#### Given information

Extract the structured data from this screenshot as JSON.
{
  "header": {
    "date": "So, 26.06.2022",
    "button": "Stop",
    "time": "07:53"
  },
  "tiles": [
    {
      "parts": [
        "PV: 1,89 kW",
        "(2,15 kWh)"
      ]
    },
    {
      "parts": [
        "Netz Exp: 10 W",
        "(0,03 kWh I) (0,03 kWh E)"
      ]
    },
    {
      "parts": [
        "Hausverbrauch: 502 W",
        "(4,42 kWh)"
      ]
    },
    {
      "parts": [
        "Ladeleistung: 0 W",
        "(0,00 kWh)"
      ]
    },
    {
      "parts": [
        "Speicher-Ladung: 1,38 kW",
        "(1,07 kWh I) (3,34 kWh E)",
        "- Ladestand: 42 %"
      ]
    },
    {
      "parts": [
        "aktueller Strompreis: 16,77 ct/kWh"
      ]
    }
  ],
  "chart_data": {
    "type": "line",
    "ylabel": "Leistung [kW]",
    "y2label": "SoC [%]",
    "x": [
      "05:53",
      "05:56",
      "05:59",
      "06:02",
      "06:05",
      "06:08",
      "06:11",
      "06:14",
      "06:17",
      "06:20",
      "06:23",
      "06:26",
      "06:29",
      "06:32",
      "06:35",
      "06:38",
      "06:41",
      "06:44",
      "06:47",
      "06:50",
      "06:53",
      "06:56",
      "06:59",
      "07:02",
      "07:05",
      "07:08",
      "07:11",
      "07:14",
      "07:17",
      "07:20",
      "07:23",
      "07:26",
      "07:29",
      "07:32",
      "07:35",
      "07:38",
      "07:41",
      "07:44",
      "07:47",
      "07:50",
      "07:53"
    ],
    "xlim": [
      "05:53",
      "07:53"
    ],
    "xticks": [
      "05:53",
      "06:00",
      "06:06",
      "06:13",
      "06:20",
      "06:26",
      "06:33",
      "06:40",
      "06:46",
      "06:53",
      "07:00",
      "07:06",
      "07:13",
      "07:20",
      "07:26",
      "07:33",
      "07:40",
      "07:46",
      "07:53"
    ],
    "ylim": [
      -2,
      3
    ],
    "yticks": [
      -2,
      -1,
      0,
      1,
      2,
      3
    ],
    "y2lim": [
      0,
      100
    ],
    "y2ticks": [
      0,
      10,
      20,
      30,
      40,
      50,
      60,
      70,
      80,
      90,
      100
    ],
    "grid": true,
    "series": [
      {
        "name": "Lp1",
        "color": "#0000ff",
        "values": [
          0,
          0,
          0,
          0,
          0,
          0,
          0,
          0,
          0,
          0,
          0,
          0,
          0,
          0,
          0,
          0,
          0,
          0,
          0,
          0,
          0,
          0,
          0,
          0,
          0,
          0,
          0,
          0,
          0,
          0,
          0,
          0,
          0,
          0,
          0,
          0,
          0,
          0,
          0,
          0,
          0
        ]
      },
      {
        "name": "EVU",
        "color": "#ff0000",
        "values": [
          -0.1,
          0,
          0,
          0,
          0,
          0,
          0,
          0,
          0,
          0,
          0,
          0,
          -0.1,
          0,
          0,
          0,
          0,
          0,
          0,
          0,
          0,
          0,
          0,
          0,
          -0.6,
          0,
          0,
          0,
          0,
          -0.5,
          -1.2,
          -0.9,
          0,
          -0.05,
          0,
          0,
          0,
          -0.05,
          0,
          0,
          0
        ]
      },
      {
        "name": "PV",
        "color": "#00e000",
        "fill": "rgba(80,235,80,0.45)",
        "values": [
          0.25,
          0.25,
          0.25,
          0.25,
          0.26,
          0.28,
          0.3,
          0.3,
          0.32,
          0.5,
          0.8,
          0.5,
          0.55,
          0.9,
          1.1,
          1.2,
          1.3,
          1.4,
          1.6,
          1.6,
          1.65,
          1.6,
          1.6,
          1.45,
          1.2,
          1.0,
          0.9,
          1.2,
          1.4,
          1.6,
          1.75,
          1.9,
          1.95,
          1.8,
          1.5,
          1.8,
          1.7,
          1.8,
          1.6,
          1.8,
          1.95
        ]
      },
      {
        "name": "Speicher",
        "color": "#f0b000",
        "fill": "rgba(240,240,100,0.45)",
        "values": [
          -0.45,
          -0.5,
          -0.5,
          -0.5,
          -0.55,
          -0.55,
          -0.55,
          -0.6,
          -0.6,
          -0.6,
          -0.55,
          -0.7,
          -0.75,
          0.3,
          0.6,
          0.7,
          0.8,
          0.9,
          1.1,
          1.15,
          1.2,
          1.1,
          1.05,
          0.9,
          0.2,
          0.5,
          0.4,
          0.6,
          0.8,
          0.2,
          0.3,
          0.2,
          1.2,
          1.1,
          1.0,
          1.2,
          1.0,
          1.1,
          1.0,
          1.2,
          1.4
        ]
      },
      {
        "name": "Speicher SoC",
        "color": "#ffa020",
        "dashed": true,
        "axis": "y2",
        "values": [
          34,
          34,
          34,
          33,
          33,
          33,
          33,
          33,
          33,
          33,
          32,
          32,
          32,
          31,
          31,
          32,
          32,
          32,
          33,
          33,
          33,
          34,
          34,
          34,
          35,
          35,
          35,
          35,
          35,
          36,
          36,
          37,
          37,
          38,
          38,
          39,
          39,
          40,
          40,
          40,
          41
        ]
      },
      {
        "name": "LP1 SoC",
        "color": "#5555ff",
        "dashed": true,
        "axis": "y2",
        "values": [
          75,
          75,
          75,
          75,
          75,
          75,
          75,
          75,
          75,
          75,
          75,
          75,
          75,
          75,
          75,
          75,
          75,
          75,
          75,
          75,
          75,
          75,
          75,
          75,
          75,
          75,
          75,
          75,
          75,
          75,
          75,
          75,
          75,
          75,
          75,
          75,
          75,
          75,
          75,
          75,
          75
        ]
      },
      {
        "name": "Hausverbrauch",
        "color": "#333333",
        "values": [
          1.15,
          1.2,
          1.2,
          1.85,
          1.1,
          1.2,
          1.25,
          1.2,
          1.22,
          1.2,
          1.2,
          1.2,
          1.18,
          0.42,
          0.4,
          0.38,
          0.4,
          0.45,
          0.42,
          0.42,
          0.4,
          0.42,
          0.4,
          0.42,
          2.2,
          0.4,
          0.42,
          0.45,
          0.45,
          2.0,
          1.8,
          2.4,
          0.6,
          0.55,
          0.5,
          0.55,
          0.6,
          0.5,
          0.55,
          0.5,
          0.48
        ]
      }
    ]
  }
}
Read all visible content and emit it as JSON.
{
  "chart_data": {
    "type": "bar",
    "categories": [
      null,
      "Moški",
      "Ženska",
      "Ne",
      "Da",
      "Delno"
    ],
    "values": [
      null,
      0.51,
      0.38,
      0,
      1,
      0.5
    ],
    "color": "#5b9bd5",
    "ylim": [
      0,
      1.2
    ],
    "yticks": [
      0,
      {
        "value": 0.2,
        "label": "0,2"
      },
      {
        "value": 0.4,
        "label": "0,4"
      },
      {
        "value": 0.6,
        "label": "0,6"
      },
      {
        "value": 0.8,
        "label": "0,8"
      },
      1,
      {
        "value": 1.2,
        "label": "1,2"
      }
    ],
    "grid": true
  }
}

########

Direction :: Extract each entry in full, exactly as given.

Solution for this exercise ::
Extract the structured data from this screenshot as JSON.
{
  "header": {
    "date": "So, 26.06.2022",
    "button": "Stop",
    "time": "07:53"
  },
  "tiles": [
    {
      "parts": [
        "PV: 1,89 kW",
        "(2,15 kWh)"
      ]
    },
    {
      "parts": [
        "Netz Exp: 10 W",
        "(0,03 kWh I) (0,03 kWh E)"
      ]
    },
    {
      "parts": [
        "Hausverbrauch: 502 W",
        "(4,42 kWh)"
      ]
    },
    {
      "parts": [
        "Ladeleistung: 0 W",
        "(0,00 kWh)"
      ]
    },
    {
      "parts": [
        "Speicher-Ladung: 1,38 kW",
        "(1,07 kWh I) (3,34 kWh E)",
        "- Ladestand: 42 %"
      ]
    },
    {
      "parts": [
        "aktueller Strompreis: 16,77 ct/kWh"
      ]
    }
  ],
  "chart_data": {
    "type": "line",
    "ylabel": "Leistung [kW]",
    "y2label": "SoC [%]",
    "x": [
      "05:53",
      "05:56",
      "05:59",
      "06:02",
      "06:05",
      "06:08",
      "06:11",
      "06:14",
      "06:17",
      "06:20",
      "06:23",
      "06:26",
      "06:29",
      "06:32",
      "06:35",
      "06:38",
      "06:41",
      "06:44",
      "06:47",
      "06:50",
      "06:53",
      "06:56",
      "06:59",
      "07:02",
      "07:05",
      "07:08",
      "07:11",
      "07:14",
      "07:17",
      "07:20",
      "07:23",
      "07:26",
      "07:29",
      "07:32",
      "07:35",
      "07:38",
      "07:41",
      "07:44",
      "07:47",
      "07:50",
      "07:53"
    ],
    "xlim": [
      "05:53",
      "07:53"
    ],
    "xticks": [
      "05:53",
      "06:00",
      "06:06",
      "06:13",
      "06:20",
      "06:26",
      "06:33",
      "06:40",
      "06:46",
      "06:53",
      "07:00",
      "07:06",
      "07:13",
      "07:20",
      "07:26",
      "07:33",
      "07:40",
      "07:46",
      "07:53"
    ],
    "ylim": [
      -2,
      3
    ],
    "yticks": [
      -2,
      -1,
      0,
      1,
      2,
      3
    ],
    "y2lim": [
      0,
      100
    ],
    "y2ticks": [
      0,
      10,
      20,
      30,
      40,
      50,
      60,
      70,
      80,
      90,
      100
    ],
    "grid": true,
    "series": [
      {
        "name": "Lp1",
        "color": "#0000ff",
        "values": [
          0,
          0,
          0,
          0,
          0,
          0,
          0,
          0,
          0,
          0,
          0,
          0,
          0,
          0,
          0,
          0,
          0,
          0,
          0,
          0,
          0,
          0,
          0,
          0,
          0,
          0,
          0,
          0,
          0,
          0,
          0,
          0,
          0,
          0,
          0,
          0,
          0,
          0,
          0,
          0,
          0
        ]
      },
      {
        "name": "EVU",
        "color": "#ff0000",
        "values": [
          -0.1,
          0,
          0,
          0,
          0,
          0,
          0,
          0,
          0,
          0,
          0,
          0,
          -0.1,
          0,
          0,
          0,
          0,
          0,
          0,
          0,
          0,
          0,
          0,
          0,
          -0.6,
          0,
          0,
          0,
          0,
          -0.5,
          -1.2,
          -0.9,
          0,
          -0.05,
          0,
          0,
          0,
          -0.05,
          0,
          0,
          0
        ]
      },
      {
        "name": "PV",
        "color": "#00e000",
        "fill": "rgba(80,235,80,0.45)",
        "values": [
          0.25,
          0.25,
          0.25,
          0.25,
          0.26,
          0.28,
          0.3,
          0.3,
          0.32,
          0.5,
          0.8,
          0.5,
          0.55,
          0.9,
          1.1,
          1.2,
          1.3,
          1.4,
          1.6,
          1.6,
          1.65,
          1.6,
          1.6,
          1.45,
          1.2,
          1.0,
          0.9,
          1.2,
          1.4,
          1.6,
          1.75,
          1.9,
          1.95,
          1.8,
          1.5,
          1.8,
          1.7,
          1.8,
          1.6,
          1.8,
          1.95
        ]
      },
      {
        "name": "Speicher",
        "color": "#f0b000",
        "fill": "rgba(240,240,100,0.45)",
        "values": [
          -0.45,
          -0.5,
          -0.5,
          -0.5,
          -0.55,
          -0.55,
          -0.55,
          -0.6,
          -0.6,
          -0.6,
          -0.55,
          -0.7,
          -0.75,
          0.3,
          0.6,
          0.7,
          0.8,
          0.9,
          1.1,
          1.15,
          1.2,
          1.1,
          1.05,
          0.9,
          0.2,
          0.5,
          0.4,
          0.6,
          0.8,
          0.2,
          0.3,
          0.2,
          1.2,
          1.1,
          1.0,
          1.2,
          1.0,
          1.1,
          1.0,
          1.2,
          1.4
        ]
      },
      {
        "name": "Speicher SoC",
        "color": "#ffa020",
        "dashed": true,
        "axis": "y2",
        "values": [
          34,
          34,
          34,
          33,
          33,
          33,
          33,
          33,
          33,
          33,
          32,
          32,
          32,
          31,
          31,
          32,
          32,
          32,
          33,
          33,
          33,
          34,
          34,
          34,
          35,
          35,
          35,
          35,
          35,
          36,
          36,
          37,
          37,
          38,
          38,
          39,
          39,
          40,
          40,
          40,
          41
        ]
      },
      {
        "name": "LP1 SoC",
        "color": "#5555ff",
        "dashed": true,
        "axis": "y2",
        "values": [
          75,
          75,
          75,
          75,
          75,
          75,
          75,
          75,
          75,
          75,
          75,
          75,
          75,
          75,
          75,
          75,
          75,
          75,
          75,
          75,
          75,
          75,
          75,
          75,
          75,
          75,
          75,
          75,
          75,
          75,
          75,
          75,
          75,
          75,
          75,
          75,
          75,
          75,
          75,
          75,
          75
        ]
      },
      {
        "name": "Hausverbrauch",
        "color": "#333333",
        "values": [
          1.15,
          1.2,
          1.2,
          1.85,
          1.1,
          1.2,
          1.25,
          1.2,
          1.22,
          1.2,
          1.2,
          1.2,
          1.18,
          0.42,
          0.4,
          0.38,
          0.4,
          0.45,
          0.42,
          0.42,
          0.4,
          0.42,
          0.4,
          0.42,
          2.2,
          0.4,
          0.42,
          0.45,
          0.45,
          2.0,
          1.8,
          2.4,
          0.6,
          0.55,
          0.5,
          0.55,
          0.6,
          0.5,
          0.55,
          0.5,
          0.48
        ]
      }
    ]
  }
}
Read all visible content and emit it as JSON.
{
  "chart_data": {
    "type": "bar",
    "categories": [
      null,
      "Moški",
      "Ženska",
      "Ne",
      "Da",
      "Delno"
    ],
    "values": [
      null,
      0.51,
      0.38,
      0,
      1,
      0.5
    ],
    "color": "#5b9bd5",
    "ylim": [
      0,
      1.2
    ],
    "yticks": [
      0,
      {
        "value": 0.2,
        "label": "0,2"
      },
      {
        "value": 0.4,
        "label": "0,4"
      },
      {
        "value": 0.6,
        "label": "0,6"
      },
      {
        "value": 0.8,
        "label": "0,8"
      },
      1,
      {
        "value": 1.2,
        "label": "1,2"
      }
    ],
    "grid": true
  }
}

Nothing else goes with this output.